(Extracted records)
_ _ _

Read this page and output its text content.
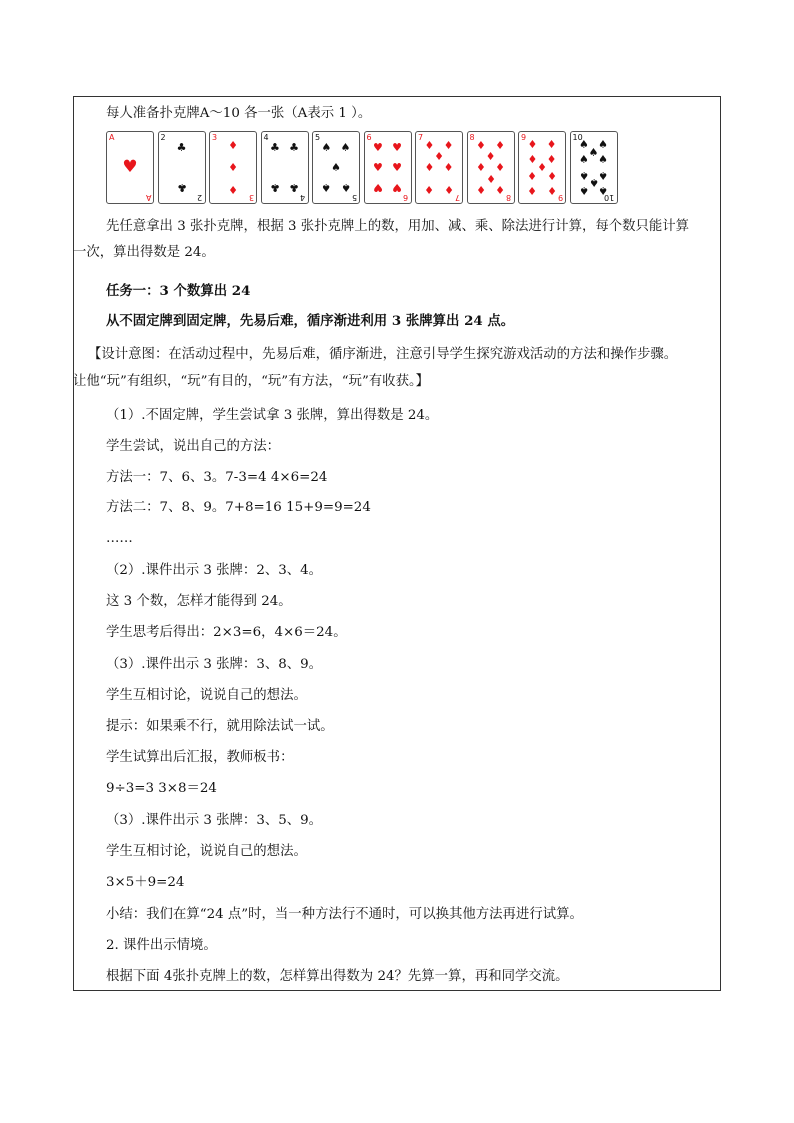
每人准备扑克牌A～10 各一张（A表示 1 ）。
A
A
♥
2
2
♣
♣
3
3
♦
♦
♦
4
4
♣ ♣
♣ ♣
5
5
♠ ♠
♠
♠ ♠
6
6
♥ ♥
♥ ♥
♥ ♥
7
7
♦ ♦
♦
♦ ♦
♦ ♦
8
8
♦ ♦
♦
♦ ♦
♦
♦ ♦
9
9
♦ ♦
♦ ♦
♦
♦ ♦
♦ ♦
10
10
♠ ♠
♠
♠ ♠
♠ ♠
♠
♠ ♠
先任意拿出 3 张扑克牌，根据 3 张扑克牌上的数，用加、减、乘、除法进行计算，每个数只能计算
一次，算出得数是 24。
任务一：3 个数算出 24
从不固定牌到固定牌，先易后难，循序渐进利用 3 张牌算出 24 点。
【设计意图：在活动过程中，先易后难，循序渐进，注意引导学生探究游戏活动的方法和操作步骤。
让他“玩”有组织，“玩”有目的，“玩”有方法，“玩”有收获。】
（1）.不固定牌，学生尝试拿 3 张牌，算出得数是 24。
学生尝试，说出自己的方法：
方法一：7、6、3。7-3=4 4×6=24
方法二：7、8、9。7+8=16 15+9=9=24
……
（2）.课件出示 3 张牌：2、3、4。
这 3 个数，怎样才能得到 24。
学生思考后得出：2×3=6，4×6＝24。
（3）.课件出示 3 张牌：3、8、9。
学生互相讨论，说说自己的想法。
提示：如果乘不行，就用除法试一试。
学生试算出后汇报，教师板书：
9÷3=3 3×8＝24
（3）.课件出示 3 张牌：3、5、9。
学生互相讨论，说说自己的想法。
3×5＋9=24
小结：我们在算“24 点”时，当一种方法行不通时，可以换其他方法再进行试算。
2. 课件出示情境。
根据下面 4张扑克牌上的数，怎样算出得数为 24？先算一算，再和同学交流。
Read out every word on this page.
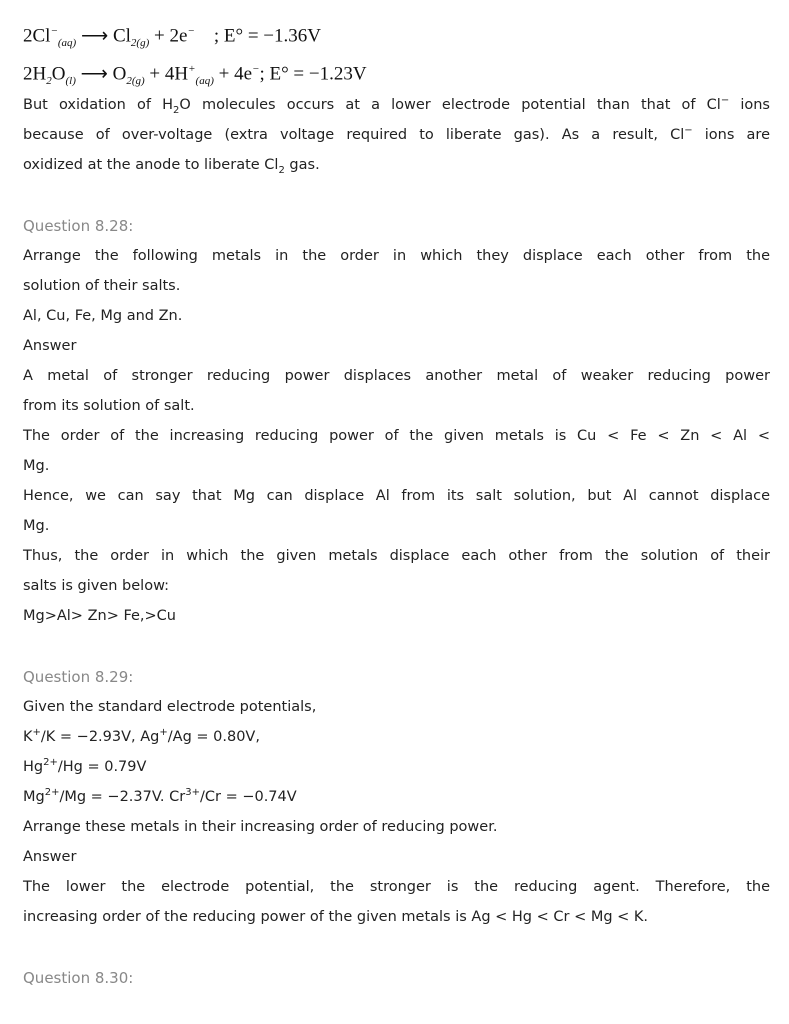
$2Cl^-_{(aq)}$ ⟶ $Cl_{2(g)} + 2e^-$    ; E° = −1.36V
$2H_2O_{(l)}$ ⟶ $O_{2(g)} + 4H^+_{(aq)} + 4e^-$; E° = −1.23V
But oxidation of $H_2O$ molecules occurs at a lower electrode potential than that of Cl− ions
because of over-voltage (extra voltage required to liberate gas). As a result, Cl− ions are
oxidized at the anode to liberate $Cl_2$ gas.
Question 8.28:
Arrange the following metals in the order in which they displace each other from the
solution of their salts.
Al, Cu, Fe, Mg and Zn.
Answer
A metal of stronger reducing power displaces another metal of weaker reducing power
from its solution of salt.
The order of the increasing reducing power of the given metals is Cu < Fe < Zn < Al <
Mg.
Hence, we can say that Mg can displace Al from its salt solution, but Al cannot displace
Mg.
Thus, the order in which the given metals displace each other from the solution of their
salts is given below:
Mg>Al> Zn> Fe,>Cu
Question 8.29:
Given the standard electrode potentials,
K+/K = −2.93V, Ag+/Ag = 0.80V,
$Hg^{2+}/Hg = 0.79V$
$Mg^{2+}/Mg = -2.37V$. $Cr^{3+}/Cr = -0.74V$
Arrange these metals in their increasing order of reducing power.
Answer
The lower the electrode potential, the stronger is the reducing agent. Therefore, the
increasing order of the reducing power of the given metals is Ag < Hg < Cr < Mg < K.
Question 8.30:
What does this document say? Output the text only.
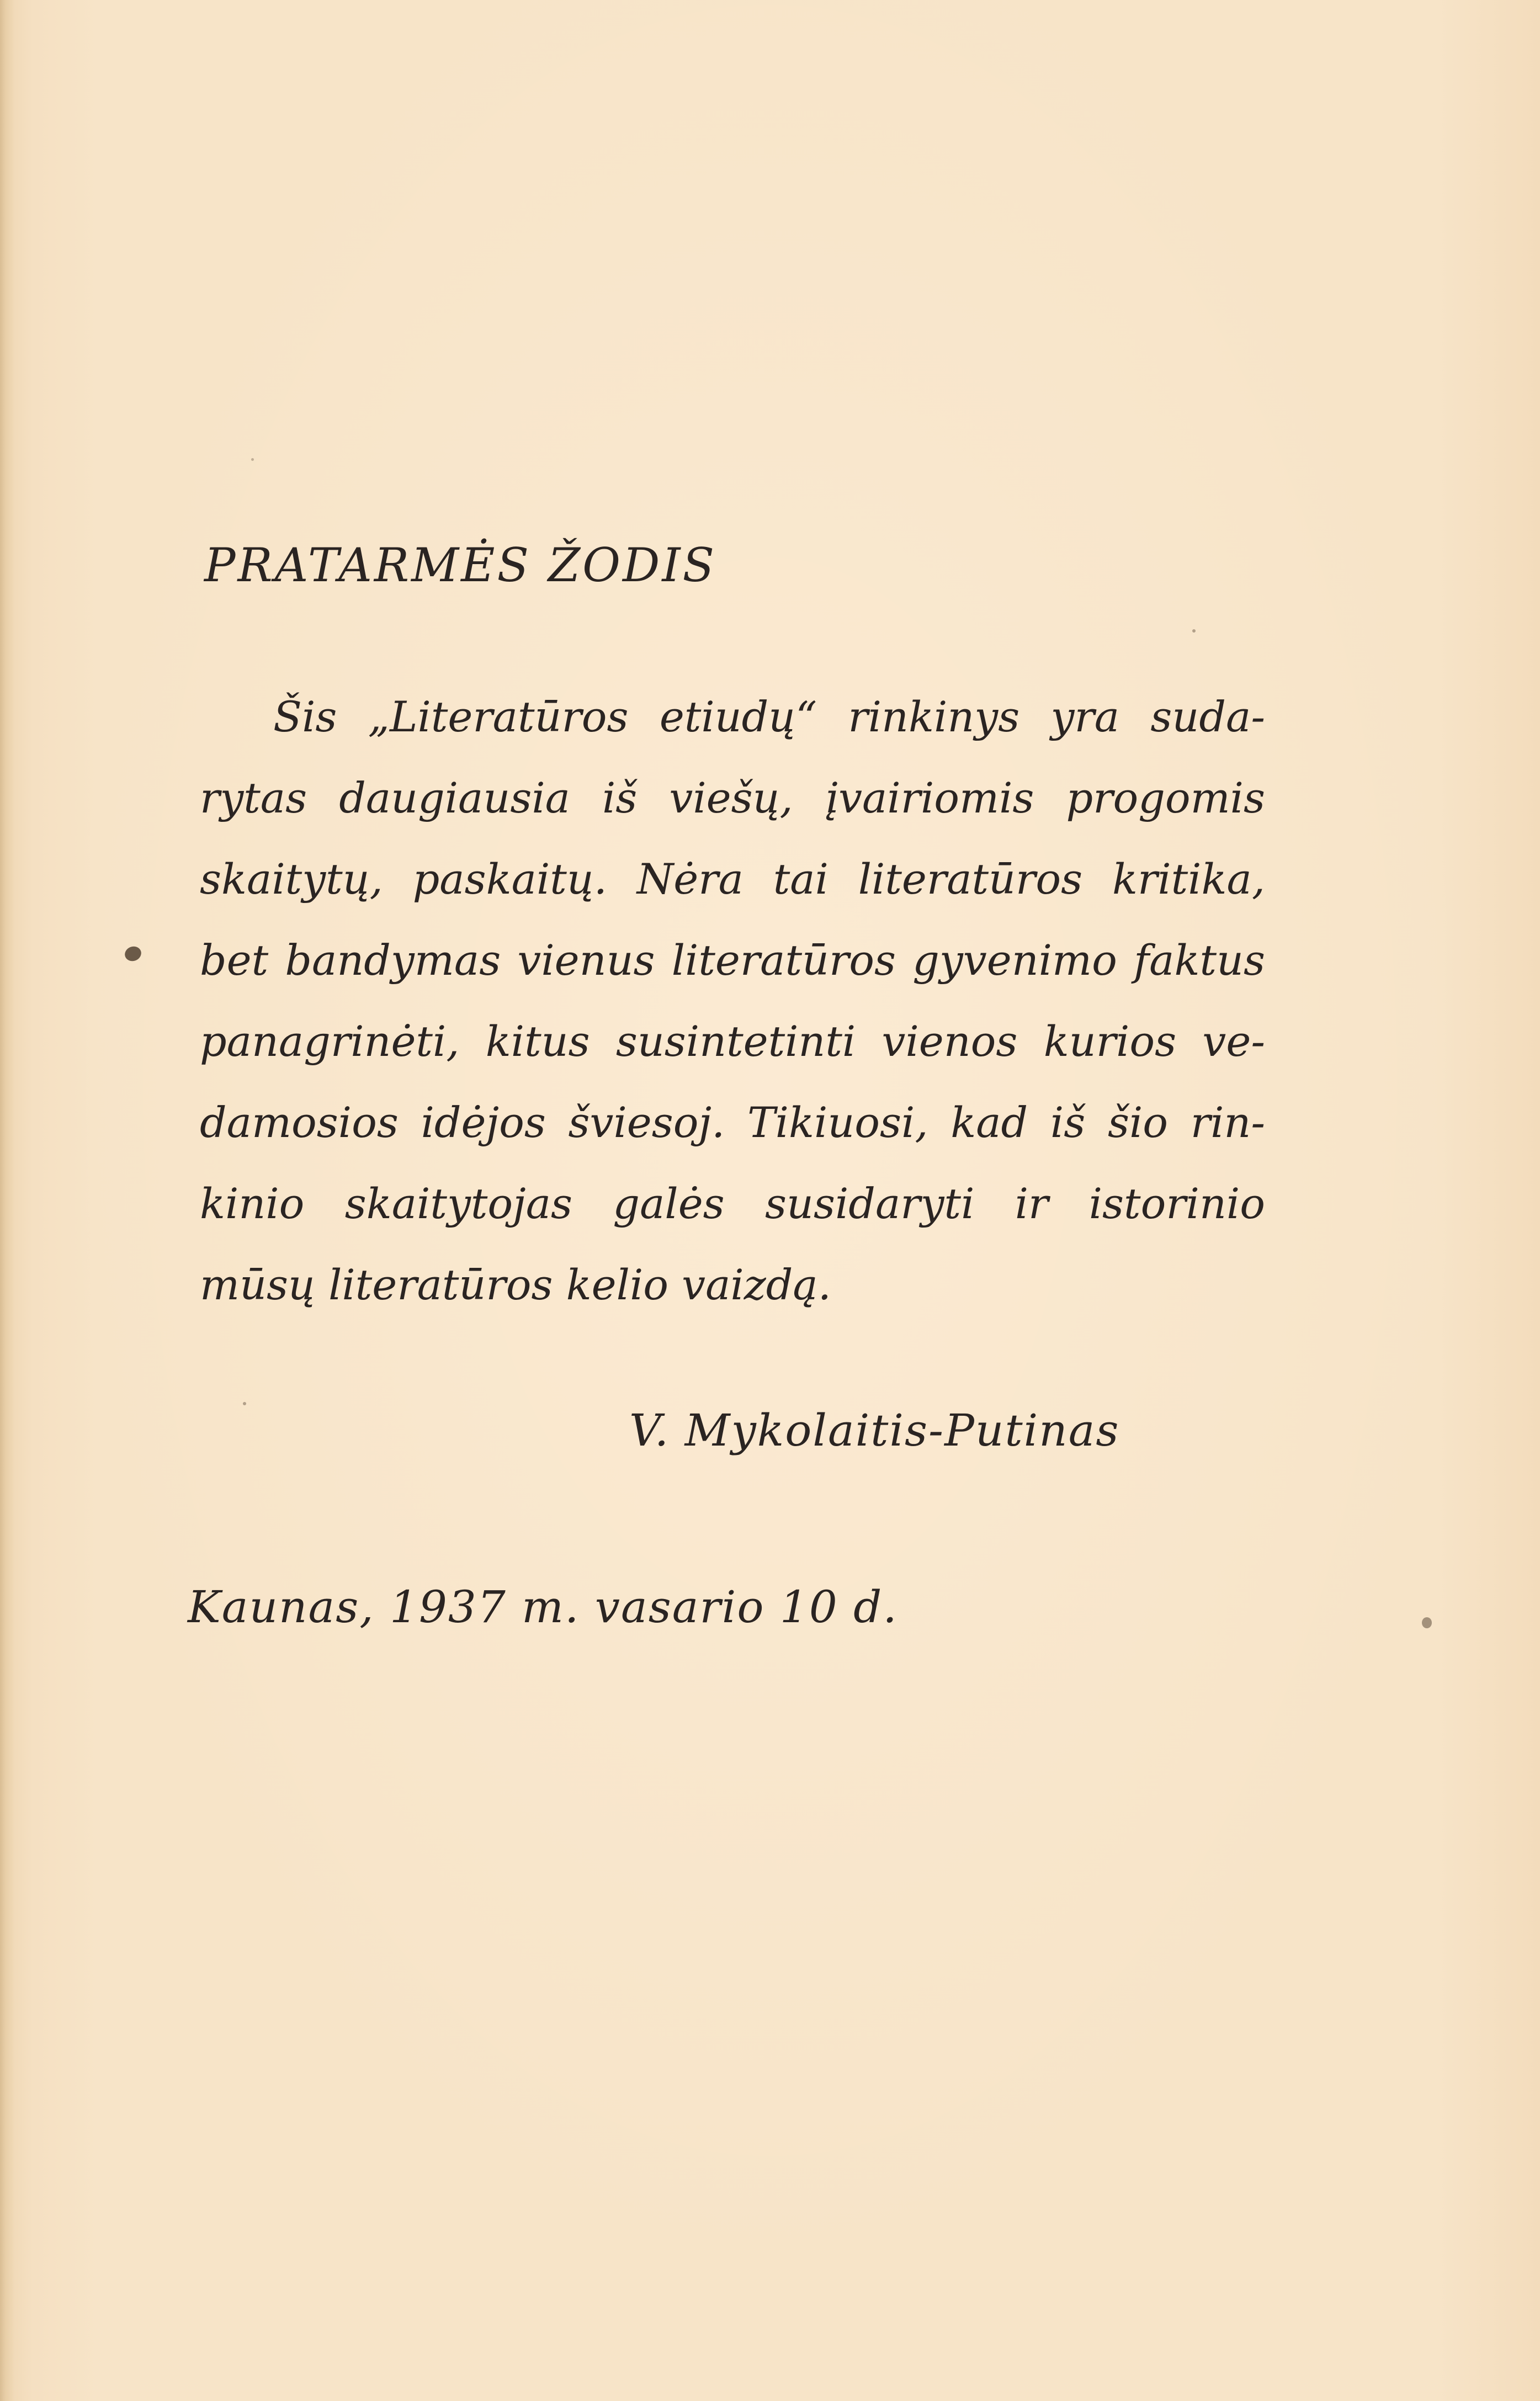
PRATARMĖS ŽODIS
Šis „Literatūros etiudų“ rinkinys yra suda-
rytas daugiausia iš viešų, įvairiomis progomis
skaitytų, paskaitų. Nėra tai literatūros kritika,
bet bandymas vienus literatūros gyvenimo faktus
panagrinėti, kitus susintetinti vienos kurios ve-
damosios idėjos šviesoj. Tikiuosi, kad iš šio rin-
kinio skaitytojas galės susidaryti ir istorinio
mūsų literatūros kelio vaizdą.
V. Mykolaitis-Putinas
Kaunas, 1937 m. vasario 10 d.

_ _ _

Problem: Select every line above that contains the word "solution", and copy it.

Written reply:
solution of their salts.
from its solution of salt.
Hence, we can say that Mg can displace Al from its salt solution, but Al cannot displace
Thus, the order in which the given metals displace each other from the solution of their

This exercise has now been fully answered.